Work to be completed: Return every record below exactly as written, but leave out the pictures.

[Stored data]
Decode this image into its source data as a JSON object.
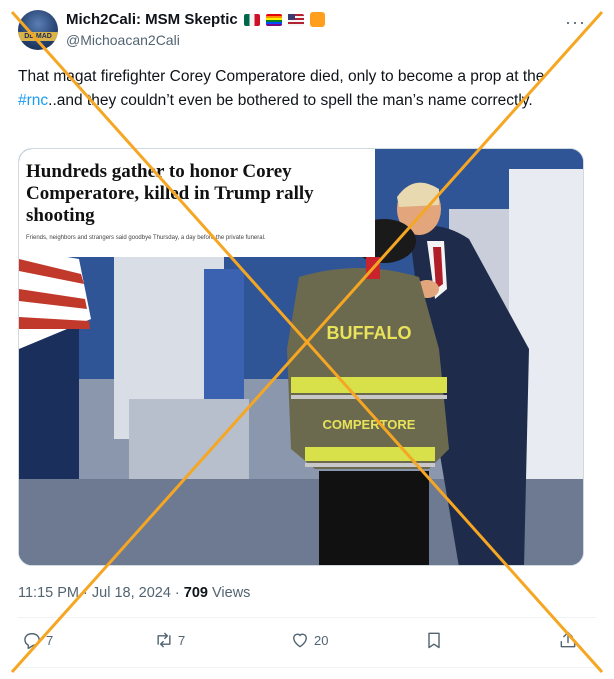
{
  "author": {
    "display_name": "Mich2Cali: MSM Skeptic",
    "handle": "@Michoacan2Cali",
    "avatar_text": "DE MAD"
  },
  "tweet": {
    "text_before": "That magat firefighter Corey Comperatore died, only to become a prop at the ",
    "hashtag": "#rnc",
    "text_after": "..and they couldn’t even be bothered to spell the man’s name correctly."
  },
  "media": {
    "headline": "Hundreds gather to honor Corey Comperatore, killed in Trump rally shooting",
    "subhead": "Friends, neighbors and strangers said goodbye Thursday, a day before the private funeral.",
    "jacket_top": "BUFFALO",
    "jacket_name": "COMPERTORE"
  },
  "meta": {
    "time": "11:15 PM · Jul 18, 2024 · ",
    "views_count": "709",
    "views_label": " Views"
  },
  "actions": {
    "replies": "7",
    "reposts": "7",
    "likes": "20"
  },
  "colors": {
    "accent": "#1d9bf0",
    "cross": "#f5a623",
    "muted": "#536471"
  },
  "icons": [
    "more-icon",
    "reply-icon",
    "repost-icon",
    "like-icon",
    "bookmark-icon",
    "share-icon"
  ]
}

Answer:
Decode this image into its source data as a JSON object.
{
  "author": {
    "display_name": "Mich2Cali: MSM Skeptic",
    "handle": "@Michoacan2Cali",
    "avatar_text": "DE MAD"
  },
  "tweet": {
    "text_before": "That magat firefighter Corey Comperatore died, only to become a prop at the ",
    "hashtag": "#rnc",
    "text_after": "..and they couldn’t even be bothered to spell the man’s name correctly."
  },
  "media": {
    "headline": "Hundreds gather to honor Corey Comperatore, killed in Trump rally shooting",
    "subhead": "Friends, neighbors and strangers said goodbye Thursday, a day before the private funeral.",
    "jacket_top": "BUFFALO",
    "jacket_name": "COMPERTORE"
  },
  "meta": {
    "time": "11:15 PM · Jul 18, 2024 · ",
    "views_count": "709",
    "views_label": " Views"
  },
  "actions": {
    "replies": "7",
    "reposts": "7",
    "likes": "20"
  },
  "colors": {
    "accent": "#1d9bf0",
    "cross": "#f5a623",
    "muted": "#536471"
  },
  "icons": [
    "more-icon",
    "reply-icon",
    "repost-icon",
    "like-icon",
    "bookmark-icon",
    "share-icon"
  ]
}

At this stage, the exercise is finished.